- _Written instruction_: Extract each line holding the word "over" from the entries.

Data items
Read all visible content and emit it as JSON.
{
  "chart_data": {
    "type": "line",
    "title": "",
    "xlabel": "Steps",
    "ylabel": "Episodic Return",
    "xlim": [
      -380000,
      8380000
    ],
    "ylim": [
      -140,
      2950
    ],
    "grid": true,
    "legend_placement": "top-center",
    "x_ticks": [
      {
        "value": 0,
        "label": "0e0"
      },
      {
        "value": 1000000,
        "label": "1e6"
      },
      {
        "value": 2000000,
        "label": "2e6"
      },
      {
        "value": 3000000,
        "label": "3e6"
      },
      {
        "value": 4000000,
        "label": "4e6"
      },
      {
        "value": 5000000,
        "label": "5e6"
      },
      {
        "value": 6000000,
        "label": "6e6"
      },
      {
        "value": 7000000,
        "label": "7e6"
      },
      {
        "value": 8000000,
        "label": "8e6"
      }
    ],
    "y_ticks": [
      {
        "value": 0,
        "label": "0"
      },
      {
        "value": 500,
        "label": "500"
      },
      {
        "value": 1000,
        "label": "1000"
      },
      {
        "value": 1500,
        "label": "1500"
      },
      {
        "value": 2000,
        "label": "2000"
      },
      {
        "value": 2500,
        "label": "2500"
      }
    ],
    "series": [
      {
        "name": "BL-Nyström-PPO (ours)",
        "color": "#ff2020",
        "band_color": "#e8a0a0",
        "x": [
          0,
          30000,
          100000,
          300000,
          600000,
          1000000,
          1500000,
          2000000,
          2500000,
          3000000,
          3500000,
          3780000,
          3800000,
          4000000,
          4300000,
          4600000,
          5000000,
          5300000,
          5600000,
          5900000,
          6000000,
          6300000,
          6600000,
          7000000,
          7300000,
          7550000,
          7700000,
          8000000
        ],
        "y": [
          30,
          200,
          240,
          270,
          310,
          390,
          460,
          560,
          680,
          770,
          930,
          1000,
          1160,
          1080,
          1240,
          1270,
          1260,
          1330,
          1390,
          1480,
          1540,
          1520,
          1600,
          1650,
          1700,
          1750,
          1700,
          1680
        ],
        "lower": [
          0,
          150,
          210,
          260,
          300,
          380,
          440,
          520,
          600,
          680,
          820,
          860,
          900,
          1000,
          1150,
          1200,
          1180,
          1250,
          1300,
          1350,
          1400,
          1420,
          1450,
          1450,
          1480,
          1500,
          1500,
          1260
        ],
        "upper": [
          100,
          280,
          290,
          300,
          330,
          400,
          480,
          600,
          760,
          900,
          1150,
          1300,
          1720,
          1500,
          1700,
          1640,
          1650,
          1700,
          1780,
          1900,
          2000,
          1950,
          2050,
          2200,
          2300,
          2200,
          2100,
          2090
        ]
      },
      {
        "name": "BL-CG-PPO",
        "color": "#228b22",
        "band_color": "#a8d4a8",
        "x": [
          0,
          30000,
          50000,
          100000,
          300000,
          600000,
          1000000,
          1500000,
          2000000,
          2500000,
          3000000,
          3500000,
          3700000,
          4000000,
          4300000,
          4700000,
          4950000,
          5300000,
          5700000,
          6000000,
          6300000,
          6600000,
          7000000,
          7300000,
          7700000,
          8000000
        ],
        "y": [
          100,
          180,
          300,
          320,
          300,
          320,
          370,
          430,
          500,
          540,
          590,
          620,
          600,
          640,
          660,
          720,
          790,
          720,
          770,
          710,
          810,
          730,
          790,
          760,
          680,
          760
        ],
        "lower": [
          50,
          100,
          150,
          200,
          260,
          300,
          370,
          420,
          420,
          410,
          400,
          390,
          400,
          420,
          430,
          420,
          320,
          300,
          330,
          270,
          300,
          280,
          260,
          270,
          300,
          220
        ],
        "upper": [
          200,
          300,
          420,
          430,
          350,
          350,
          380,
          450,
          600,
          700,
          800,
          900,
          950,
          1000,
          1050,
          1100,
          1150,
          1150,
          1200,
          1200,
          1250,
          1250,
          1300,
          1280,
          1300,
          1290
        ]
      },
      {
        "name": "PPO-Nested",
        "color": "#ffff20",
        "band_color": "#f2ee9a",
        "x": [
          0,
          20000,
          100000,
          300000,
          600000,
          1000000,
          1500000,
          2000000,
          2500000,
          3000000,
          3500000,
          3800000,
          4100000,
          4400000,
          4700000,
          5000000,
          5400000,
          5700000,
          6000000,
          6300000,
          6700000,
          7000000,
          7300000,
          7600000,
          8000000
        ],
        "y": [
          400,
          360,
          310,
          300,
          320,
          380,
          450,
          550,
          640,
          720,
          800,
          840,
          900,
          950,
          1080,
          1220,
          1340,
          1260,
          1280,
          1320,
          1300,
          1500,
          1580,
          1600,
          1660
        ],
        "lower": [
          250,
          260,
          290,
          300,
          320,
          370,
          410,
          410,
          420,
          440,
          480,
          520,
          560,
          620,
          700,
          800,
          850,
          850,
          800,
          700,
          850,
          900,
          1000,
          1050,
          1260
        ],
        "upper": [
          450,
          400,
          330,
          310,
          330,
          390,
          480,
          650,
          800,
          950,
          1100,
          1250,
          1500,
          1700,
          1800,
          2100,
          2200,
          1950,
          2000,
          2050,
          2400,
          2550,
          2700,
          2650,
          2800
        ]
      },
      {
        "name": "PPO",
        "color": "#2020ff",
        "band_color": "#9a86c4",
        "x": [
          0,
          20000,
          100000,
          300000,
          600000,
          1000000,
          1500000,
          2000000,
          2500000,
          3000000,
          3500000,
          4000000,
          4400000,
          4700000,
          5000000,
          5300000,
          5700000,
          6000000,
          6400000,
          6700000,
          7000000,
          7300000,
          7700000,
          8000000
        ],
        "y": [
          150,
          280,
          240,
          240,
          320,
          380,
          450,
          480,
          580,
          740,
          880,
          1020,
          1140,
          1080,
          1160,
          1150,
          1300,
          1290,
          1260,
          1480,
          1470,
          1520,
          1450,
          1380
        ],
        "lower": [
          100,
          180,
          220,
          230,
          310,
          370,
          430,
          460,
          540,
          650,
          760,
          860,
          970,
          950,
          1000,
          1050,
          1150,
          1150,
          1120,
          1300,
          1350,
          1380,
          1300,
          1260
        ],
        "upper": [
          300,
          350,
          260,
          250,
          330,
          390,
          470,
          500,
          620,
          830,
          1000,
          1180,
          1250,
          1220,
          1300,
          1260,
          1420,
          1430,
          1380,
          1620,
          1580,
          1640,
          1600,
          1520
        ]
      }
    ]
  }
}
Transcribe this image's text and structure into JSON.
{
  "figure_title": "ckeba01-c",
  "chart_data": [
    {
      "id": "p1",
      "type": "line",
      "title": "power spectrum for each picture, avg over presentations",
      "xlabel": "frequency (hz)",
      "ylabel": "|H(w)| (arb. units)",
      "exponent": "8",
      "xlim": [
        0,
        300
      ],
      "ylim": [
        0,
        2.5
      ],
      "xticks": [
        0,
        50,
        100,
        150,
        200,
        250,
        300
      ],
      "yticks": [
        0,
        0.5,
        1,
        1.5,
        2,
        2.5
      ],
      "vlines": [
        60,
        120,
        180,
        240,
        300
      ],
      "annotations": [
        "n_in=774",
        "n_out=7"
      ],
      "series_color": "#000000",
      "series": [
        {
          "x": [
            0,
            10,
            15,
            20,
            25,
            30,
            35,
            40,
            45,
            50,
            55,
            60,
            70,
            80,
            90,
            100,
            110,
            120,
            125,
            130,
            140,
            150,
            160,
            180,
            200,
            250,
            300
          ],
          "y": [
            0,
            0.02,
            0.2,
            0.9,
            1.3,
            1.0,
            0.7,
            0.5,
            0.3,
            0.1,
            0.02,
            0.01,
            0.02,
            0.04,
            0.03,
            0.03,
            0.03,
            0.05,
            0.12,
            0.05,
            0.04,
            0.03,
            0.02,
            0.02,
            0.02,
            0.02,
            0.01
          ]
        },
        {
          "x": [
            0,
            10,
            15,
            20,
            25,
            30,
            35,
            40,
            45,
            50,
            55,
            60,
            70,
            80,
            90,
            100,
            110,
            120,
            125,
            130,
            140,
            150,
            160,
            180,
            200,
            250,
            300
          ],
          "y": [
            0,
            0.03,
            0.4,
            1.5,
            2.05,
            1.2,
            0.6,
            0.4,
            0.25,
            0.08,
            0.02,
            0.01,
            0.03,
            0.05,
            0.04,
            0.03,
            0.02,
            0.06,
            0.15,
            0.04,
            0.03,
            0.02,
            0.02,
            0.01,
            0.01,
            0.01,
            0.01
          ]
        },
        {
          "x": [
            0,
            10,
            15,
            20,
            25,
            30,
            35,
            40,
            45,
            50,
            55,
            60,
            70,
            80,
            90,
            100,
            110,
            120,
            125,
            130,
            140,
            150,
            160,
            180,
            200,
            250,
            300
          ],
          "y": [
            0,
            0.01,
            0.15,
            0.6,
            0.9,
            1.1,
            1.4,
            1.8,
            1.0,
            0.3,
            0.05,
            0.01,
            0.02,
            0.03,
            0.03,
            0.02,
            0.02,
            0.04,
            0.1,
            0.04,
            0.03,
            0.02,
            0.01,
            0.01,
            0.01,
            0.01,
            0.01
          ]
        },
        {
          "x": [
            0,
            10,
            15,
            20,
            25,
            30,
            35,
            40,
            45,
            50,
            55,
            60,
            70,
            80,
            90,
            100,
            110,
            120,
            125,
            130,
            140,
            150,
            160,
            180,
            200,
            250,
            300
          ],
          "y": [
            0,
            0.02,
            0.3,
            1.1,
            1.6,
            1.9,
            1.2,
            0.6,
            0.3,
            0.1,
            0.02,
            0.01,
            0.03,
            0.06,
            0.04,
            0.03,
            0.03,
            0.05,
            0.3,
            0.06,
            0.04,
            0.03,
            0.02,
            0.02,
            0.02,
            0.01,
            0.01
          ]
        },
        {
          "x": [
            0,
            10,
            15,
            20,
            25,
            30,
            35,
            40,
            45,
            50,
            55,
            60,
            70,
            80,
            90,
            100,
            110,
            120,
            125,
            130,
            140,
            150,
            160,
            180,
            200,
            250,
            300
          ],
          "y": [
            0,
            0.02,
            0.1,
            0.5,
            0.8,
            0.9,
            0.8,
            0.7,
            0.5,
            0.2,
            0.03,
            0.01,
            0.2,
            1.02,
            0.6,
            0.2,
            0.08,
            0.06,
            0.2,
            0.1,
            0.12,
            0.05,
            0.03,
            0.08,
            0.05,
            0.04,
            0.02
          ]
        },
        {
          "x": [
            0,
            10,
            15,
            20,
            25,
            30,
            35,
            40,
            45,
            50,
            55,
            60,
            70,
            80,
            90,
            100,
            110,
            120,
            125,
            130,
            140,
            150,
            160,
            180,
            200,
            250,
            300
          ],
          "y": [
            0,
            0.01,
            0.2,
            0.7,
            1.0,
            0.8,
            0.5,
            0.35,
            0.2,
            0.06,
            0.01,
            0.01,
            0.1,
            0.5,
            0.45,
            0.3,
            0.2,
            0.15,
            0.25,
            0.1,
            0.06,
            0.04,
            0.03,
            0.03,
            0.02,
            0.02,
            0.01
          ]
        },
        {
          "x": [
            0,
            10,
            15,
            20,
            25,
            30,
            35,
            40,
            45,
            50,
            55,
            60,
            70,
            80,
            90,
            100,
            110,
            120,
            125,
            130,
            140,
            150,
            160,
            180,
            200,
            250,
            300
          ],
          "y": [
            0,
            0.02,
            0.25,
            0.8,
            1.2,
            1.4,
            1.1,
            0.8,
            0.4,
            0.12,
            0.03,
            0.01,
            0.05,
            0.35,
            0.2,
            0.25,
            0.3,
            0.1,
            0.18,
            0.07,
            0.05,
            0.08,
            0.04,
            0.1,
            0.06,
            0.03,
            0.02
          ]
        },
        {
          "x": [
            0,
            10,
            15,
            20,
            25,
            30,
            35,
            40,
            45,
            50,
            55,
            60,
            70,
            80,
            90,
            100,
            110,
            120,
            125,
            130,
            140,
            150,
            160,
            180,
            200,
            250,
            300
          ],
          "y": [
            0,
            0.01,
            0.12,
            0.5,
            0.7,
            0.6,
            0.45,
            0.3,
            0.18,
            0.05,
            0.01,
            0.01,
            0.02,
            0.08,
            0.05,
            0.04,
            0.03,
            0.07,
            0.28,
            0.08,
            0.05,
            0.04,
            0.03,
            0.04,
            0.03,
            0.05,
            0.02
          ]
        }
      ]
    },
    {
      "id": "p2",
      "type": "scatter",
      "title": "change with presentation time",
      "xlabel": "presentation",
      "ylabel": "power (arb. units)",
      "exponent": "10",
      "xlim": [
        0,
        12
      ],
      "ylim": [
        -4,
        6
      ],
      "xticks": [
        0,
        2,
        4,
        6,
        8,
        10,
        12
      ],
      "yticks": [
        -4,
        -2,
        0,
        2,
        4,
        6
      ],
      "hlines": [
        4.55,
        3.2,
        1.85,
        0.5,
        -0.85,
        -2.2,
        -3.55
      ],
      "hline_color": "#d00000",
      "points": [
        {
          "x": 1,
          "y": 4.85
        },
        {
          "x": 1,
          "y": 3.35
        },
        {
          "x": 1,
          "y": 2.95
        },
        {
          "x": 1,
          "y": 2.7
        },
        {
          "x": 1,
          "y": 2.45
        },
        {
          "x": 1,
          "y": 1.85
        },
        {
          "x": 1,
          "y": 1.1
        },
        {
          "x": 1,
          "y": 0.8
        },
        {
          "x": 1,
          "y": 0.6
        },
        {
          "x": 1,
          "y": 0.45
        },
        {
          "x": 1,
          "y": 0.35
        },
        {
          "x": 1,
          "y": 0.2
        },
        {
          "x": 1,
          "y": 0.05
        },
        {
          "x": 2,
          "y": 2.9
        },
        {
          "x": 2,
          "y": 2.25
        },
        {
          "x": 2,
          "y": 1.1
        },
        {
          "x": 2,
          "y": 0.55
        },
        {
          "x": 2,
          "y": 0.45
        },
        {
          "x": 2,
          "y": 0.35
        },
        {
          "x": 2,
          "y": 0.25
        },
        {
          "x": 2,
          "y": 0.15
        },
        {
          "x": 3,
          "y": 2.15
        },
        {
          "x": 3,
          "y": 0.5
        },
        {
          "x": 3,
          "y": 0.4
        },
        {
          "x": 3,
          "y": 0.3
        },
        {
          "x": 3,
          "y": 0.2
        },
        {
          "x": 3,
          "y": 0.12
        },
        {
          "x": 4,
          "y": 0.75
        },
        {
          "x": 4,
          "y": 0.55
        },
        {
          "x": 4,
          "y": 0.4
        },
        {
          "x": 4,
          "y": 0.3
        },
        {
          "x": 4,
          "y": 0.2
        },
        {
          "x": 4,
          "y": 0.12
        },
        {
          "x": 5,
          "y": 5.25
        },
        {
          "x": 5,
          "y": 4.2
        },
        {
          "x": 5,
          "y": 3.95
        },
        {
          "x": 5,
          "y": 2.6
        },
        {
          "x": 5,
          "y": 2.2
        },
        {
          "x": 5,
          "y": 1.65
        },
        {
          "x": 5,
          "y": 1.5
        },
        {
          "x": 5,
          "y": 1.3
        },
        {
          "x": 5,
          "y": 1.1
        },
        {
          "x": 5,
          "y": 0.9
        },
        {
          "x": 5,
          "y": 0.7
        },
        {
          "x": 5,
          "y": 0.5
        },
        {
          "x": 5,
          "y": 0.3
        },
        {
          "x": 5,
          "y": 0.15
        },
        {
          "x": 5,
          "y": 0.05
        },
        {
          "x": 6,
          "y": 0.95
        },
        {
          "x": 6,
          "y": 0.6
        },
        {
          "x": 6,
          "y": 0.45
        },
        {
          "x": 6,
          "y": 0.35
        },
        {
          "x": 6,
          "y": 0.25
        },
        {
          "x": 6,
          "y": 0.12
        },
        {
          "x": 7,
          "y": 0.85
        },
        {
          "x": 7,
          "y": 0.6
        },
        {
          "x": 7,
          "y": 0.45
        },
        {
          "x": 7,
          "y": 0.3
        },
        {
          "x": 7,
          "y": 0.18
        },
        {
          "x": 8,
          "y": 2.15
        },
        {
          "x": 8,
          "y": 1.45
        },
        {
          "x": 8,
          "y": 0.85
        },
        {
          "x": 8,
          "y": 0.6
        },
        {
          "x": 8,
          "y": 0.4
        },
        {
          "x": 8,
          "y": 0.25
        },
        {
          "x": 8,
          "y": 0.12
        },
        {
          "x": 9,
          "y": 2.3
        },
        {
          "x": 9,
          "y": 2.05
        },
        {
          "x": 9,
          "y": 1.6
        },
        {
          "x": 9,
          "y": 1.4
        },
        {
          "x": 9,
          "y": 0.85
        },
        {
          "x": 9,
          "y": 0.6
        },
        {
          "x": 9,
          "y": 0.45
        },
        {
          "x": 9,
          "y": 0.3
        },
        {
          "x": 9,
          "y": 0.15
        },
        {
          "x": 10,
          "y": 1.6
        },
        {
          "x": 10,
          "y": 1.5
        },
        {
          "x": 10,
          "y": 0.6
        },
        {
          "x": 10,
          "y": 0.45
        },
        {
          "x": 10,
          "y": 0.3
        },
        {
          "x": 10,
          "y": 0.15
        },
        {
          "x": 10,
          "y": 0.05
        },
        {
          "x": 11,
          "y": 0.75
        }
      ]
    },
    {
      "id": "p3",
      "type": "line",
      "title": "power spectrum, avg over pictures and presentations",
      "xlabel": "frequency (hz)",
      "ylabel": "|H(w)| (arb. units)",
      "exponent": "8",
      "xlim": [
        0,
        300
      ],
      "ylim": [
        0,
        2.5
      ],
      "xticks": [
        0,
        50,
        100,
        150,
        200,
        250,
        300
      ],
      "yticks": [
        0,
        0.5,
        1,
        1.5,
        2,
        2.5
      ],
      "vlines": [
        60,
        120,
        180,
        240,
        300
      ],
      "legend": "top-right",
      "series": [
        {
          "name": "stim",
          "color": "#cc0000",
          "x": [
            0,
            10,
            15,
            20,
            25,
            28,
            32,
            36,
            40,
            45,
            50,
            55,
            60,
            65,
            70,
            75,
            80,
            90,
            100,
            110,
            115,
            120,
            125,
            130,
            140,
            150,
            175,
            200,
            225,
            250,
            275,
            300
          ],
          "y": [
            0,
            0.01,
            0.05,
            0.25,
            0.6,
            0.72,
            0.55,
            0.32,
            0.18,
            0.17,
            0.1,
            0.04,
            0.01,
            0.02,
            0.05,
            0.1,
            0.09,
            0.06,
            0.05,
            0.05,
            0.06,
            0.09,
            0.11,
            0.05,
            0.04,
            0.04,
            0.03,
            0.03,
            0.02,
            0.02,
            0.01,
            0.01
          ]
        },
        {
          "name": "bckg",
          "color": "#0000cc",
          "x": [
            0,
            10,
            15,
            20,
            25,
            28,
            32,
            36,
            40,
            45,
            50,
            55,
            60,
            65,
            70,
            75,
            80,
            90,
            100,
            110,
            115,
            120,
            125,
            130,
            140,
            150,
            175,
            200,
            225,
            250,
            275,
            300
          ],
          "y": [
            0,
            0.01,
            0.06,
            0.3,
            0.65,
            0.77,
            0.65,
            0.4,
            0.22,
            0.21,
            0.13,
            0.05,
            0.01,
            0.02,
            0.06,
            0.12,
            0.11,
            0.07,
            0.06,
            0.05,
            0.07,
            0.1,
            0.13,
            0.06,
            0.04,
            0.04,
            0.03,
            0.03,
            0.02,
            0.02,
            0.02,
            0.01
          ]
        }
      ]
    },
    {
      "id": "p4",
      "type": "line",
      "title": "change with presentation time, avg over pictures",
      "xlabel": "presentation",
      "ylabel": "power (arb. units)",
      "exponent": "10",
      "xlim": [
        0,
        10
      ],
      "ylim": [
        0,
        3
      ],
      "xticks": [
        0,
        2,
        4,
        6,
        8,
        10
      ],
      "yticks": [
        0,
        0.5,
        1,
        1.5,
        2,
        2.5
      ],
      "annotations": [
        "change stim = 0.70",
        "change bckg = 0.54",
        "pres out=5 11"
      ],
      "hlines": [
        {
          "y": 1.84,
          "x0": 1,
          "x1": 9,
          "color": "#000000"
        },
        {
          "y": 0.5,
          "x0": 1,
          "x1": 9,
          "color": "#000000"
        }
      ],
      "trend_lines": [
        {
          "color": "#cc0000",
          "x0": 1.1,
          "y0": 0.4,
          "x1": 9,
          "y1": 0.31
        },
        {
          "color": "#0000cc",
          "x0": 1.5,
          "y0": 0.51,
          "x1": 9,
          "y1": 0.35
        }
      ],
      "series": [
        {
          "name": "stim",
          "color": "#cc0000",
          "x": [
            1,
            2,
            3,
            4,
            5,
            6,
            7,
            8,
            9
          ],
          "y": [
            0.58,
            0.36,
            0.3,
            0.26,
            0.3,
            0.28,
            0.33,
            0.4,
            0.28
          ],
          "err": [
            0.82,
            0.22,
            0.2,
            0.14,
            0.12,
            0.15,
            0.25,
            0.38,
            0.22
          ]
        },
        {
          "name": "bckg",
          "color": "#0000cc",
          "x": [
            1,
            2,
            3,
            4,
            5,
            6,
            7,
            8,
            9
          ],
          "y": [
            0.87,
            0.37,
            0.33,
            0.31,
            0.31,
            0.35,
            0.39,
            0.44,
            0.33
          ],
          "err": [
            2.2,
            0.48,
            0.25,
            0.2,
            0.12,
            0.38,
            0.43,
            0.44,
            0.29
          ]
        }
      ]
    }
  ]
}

- _Correct response_:
      "title": "power spectrum for each picture, avg over presentations",
      "title": "power spectrum, avg over pictures and presentations",
      "title": "change with presentation time, avg over pictures",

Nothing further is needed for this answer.